— Exercise task —
Transcribe every entry word for word, but skip the images.

▬▬▬▬▬▬▬▬▬▬

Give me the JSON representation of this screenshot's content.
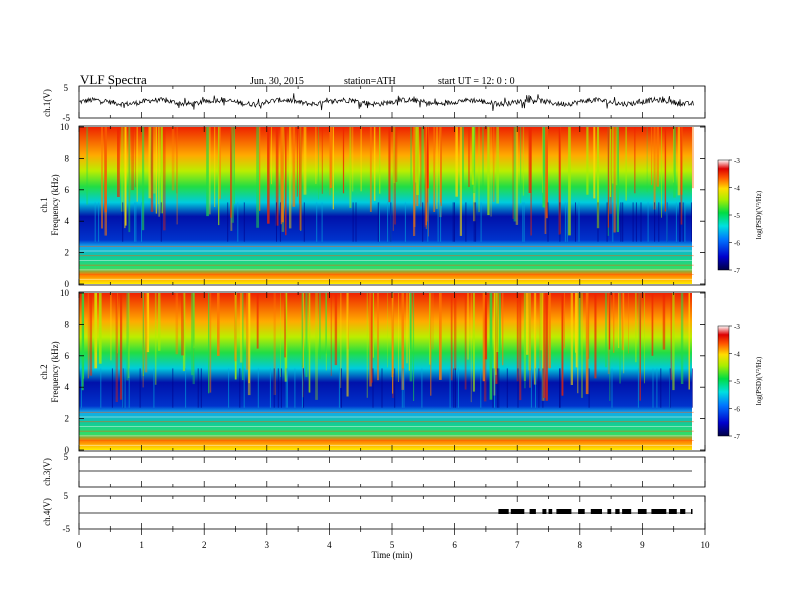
{
  "header": {
    "title": "VLF  Spectra",
    "date": "Jun. 30, 2015",
    "station": "station=ATH",
    "start": "start  UT  =     12: 0   : 0"
  },
  "chart_data": [
    {
      "type": "line",
      "name": "ch1-waveform",
      "ylabel": "ch.1(V)",
      "ylim": [
        -5,
        5
      ],
      "yticks": [
        "5",
        "-5"
      ],
      "xlim": [
        0,
        10
      ]
    },
    {
      "type": "heatmap",
      "name": "ch1-spectrogram",
      "ylabel": "ch.1\nFrequency  (kHz)",
      "ylim": [
        0,
        10
      ],
      "yticks": [
        "0",
        "2",
        "4",
        "6",
        "8",
        "10"
      ],
      "data_end_min": 9.82,
      "colorbar": {
        "label": "log(PSD)(V²/Hz)",
        "range": [
          -7,
          -3
        ],
        "ticks": [
          "-3",
          "-4",
          "-5",
          "-6",
          "-7"
        ]
      }
    },
    {
      "type": "heatmap",
      "name": "ch2-spectrogram",
      "ylabel": "ch.2\nFrequency  (kHz)",
      "ylim": [
        0,
        10
      ],
      "yticks": [
        "0",
        "2",
        "4",
        "6",
        "8",
        "10"
      ],
      "data_end_min": 9.82,
      "colorbar": {
        "label": "log(PSD)(V²/Hz)",
        "range": [
          -7,
          -3
        ],
        "ticks": [
          "-3",
          "-4",
          "-5",
          "-6",
          "-7"
        ]
      }
    },
    {
      "type": "line",
      "name": "ch3-waveform",
      "ylabel": "ch.3(V)",
      "ylim": [
        -5,
        5
      ],
      "yticks": [
        "5"
      ]
    },
    {
      "type": "line",
      "name": "ch4-waveform",
      "ylabel": "ch.4(V)",
      "ylim": [
        -5,
        5
      ],
      "yticks": [
        "5",
        "-5"
      ],
      "pulse_span_min": [
        6.7,
        9.8
      ]
    }
  ],
  "xaxis": {
    "label": "Time  (min)",
    "ticks": [
      "0",
      "1",
      "2",
      "3",
      "4",
      "5",
      "6",
      "7",
      "8",
      "9",
      "10"
    ],
    "xlim": [
      0,
      10
    ]
  }
}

▬▬▬▬▬▬▬▬▬▬

— The output —
Give me the JSON representation of this screenshot's content.
{
  "header": {
    "title": "VLF  Spectra",
    "date": "Jun. 30, 2015",
    "station": "station=ATH",
    "start": "start  UT  =     12: 0   : 0"
  },
  "chart_data": [
    {
      "type": "line",
      "name": "ch1-waveform",
      "ylabel": "ch.1(V)",
      "ylim": [
        -5,
        5
      ],
      "yticks": [
        "5",
        "-5"
      ],
      "xlim": [
        0,
        10
      ]
    },
    {
      "type": "heatmap",
      "name": "ch1-spectrogram",
      "ylabel": "ch.1\nFrequency  (kHz)",
      "ylim": [
        0,
        10
      ],
      "yticks": [
        "0",
        "2",
        "4",
        "6",
        "8",
        "10"
      ],
      "data_end_min": 9.82,
      "colorbar": {
        "label": "log(PSD)(V²/Hz)",
        "range": [
          -7,
          -3
        ],
        "ticks": [
          "-3",
          "-4",
          "-5",
          "-6",
          "-7"
        ]
      }
    },
    {
      "type": "heatmap",
      "name": "ch2-spectrogram",
      "ylabel": "ch.2\nFrequency  (kHz)",
      "ylim": [
        0,
        10
      ],
      "yticks": [
        "0",
        "2",
        "4",
        "6",
        "8",
        "10"
      ],
      "data_end_min": 9.82,
      "colorbar": {
        "label": "log(PSD)(V²/Hz)",
        "range": [
          -7,
          -3
        ],
        "ticks": [
          "-3",
          "-4",
          "-5",
          "-6",
          "-7"
        ]
      }
    },
    {
      "type": "line",
      "name": "ch3-waveform",
      "ylabel": "ch.3(V)",
      "ylim": [
        -5,
        5
      ],
      "yticks": [
        "5"
      ]
    },
    {
      "type": "line",
      "name": "ch4-waveform",
      "ylabel": "ch.4(V)",
      "ylim": [
        -5,
        5
      ],
      "yticks": [
        "5",
        "-5"
      ],
      "pulse_span_min": [
        6.7,
        9.8
      ]
    }
  ],
  "xaxis": {
    "label": "Time  (min)",
    "ticks": [
      "0",
      "1",
      "2",
      "3",
      "4",
      "5",
      "6",
      "7",
      "8",
      "9",
      "10"
    ],
    "xlim": [
      0,
      10
    ]
  }
}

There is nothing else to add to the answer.